● Your objective: From the data that follows, copy every line holding the string "Income".

# start of Information shown

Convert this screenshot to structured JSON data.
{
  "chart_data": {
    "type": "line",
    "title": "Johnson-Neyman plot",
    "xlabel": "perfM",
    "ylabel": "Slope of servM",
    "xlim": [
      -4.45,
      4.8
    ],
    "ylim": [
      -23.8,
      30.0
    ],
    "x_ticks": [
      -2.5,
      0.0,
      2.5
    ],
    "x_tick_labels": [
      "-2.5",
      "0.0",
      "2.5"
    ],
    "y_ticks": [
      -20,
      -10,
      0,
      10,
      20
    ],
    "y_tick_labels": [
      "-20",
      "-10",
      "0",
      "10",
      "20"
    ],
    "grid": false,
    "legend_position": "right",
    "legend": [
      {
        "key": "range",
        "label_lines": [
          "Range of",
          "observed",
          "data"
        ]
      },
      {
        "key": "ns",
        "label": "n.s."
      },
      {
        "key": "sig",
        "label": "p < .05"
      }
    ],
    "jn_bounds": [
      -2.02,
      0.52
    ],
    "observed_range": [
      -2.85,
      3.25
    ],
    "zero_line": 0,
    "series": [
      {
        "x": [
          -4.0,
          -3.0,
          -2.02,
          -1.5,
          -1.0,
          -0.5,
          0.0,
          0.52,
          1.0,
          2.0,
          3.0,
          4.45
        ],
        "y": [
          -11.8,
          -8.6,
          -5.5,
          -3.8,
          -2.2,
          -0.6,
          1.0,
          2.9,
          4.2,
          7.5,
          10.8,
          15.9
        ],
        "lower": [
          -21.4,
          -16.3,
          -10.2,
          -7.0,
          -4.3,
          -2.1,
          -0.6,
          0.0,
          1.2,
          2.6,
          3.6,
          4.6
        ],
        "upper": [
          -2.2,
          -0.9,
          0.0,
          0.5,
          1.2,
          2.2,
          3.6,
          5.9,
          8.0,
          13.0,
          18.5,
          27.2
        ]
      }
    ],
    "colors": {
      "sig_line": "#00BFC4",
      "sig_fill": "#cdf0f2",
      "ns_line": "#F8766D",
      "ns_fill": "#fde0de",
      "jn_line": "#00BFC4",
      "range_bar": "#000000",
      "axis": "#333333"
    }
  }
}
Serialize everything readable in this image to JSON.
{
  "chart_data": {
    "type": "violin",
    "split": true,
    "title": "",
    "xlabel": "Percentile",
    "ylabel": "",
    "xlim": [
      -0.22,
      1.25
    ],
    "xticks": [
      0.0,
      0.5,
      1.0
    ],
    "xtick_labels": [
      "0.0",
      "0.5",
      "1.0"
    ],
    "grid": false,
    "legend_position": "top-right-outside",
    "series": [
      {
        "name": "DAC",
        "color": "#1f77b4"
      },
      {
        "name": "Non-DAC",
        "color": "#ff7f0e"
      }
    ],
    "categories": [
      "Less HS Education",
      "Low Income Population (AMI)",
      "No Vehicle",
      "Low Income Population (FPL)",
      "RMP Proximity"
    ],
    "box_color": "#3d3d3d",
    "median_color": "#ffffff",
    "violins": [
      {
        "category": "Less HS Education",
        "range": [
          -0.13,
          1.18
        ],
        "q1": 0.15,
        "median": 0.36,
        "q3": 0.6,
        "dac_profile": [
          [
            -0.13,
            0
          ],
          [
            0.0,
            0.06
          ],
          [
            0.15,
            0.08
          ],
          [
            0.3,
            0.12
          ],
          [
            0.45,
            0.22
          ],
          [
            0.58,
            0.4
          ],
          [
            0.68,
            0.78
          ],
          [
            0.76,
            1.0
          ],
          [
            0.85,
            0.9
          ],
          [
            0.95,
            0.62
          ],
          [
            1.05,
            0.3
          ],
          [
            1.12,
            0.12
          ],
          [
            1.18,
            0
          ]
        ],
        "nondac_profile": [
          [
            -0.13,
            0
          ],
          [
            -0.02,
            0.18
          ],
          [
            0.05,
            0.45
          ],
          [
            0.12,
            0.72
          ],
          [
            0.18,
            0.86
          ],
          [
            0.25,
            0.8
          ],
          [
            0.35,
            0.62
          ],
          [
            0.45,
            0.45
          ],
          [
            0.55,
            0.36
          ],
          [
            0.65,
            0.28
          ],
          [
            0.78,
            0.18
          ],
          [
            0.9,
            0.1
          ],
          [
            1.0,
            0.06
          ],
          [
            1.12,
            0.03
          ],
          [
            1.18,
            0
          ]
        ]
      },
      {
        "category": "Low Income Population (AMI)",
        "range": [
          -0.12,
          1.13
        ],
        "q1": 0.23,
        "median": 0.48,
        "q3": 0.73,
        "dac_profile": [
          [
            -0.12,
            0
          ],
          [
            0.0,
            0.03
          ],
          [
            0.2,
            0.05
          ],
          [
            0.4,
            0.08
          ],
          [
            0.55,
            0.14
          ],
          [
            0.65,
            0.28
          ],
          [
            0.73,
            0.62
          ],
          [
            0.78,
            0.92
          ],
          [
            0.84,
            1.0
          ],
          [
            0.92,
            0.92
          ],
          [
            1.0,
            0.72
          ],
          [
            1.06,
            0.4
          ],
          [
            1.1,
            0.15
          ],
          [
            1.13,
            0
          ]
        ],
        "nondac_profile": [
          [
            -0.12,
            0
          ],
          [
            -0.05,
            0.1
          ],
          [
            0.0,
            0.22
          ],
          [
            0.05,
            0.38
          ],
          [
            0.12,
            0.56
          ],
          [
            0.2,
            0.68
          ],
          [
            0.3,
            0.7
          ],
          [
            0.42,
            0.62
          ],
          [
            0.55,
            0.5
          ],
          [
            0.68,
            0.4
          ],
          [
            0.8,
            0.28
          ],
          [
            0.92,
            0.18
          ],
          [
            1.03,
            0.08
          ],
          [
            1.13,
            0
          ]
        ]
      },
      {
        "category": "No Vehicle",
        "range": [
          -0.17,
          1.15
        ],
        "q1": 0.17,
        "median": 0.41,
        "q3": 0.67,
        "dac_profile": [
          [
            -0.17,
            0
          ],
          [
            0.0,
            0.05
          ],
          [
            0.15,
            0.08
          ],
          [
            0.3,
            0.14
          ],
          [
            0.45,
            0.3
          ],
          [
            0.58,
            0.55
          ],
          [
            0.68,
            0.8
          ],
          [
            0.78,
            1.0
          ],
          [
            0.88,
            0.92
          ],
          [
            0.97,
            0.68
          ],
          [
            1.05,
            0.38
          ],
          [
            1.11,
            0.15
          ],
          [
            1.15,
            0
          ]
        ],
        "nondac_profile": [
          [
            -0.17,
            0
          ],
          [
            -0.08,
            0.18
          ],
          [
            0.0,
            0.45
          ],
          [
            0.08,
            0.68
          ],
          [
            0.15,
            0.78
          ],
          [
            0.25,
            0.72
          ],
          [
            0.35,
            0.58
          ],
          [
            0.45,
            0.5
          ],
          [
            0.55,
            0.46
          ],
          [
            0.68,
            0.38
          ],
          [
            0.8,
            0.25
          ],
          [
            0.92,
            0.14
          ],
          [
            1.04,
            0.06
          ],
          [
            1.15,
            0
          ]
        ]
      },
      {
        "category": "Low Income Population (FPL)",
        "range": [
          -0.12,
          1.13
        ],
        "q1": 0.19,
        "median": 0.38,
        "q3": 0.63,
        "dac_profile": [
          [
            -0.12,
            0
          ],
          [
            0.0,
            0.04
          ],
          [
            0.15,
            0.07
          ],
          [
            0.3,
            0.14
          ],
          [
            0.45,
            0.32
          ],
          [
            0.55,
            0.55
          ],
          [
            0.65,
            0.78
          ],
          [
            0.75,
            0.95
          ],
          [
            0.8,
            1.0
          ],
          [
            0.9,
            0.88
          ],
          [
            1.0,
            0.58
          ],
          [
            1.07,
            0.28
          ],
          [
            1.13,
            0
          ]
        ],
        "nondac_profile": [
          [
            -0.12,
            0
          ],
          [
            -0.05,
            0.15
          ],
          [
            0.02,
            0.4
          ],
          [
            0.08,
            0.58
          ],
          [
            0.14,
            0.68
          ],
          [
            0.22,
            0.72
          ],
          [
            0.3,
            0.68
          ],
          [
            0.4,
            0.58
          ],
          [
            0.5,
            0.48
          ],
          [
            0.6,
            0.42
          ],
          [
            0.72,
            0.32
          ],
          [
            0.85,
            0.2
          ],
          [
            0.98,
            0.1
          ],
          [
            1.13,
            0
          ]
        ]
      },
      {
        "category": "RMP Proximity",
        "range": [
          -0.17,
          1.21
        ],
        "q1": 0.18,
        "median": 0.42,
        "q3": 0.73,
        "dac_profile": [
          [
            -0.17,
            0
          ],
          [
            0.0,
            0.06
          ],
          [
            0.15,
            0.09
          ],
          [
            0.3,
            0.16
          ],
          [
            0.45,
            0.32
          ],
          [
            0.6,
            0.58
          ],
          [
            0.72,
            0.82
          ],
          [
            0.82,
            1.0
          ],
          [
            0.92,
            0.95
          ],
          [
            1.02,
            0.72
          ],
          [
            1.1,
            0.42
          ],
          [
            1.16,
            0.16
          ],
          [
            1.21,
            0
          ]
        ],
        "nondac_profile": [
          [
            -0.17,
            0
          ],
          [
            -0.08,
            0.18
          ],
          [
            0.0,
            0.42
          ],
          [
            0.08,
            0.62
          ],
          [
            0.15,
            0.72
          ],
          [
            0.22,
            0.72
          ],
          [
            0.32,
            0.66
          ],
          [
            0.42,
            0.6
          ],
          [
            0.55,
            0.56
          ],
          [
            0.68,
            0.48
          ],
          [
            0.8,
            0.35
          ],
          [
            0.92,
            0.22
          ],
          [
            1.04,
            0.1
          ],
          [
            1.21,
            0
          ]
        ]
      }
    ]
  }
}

# end of Information shown

● Reply to the exercise:
      "Low Income Population (AMI)",
      "Low Income Population (FPL)",
        "category": "Low Income Population (AMI)",
        "category": "Low Income Population (FPL)",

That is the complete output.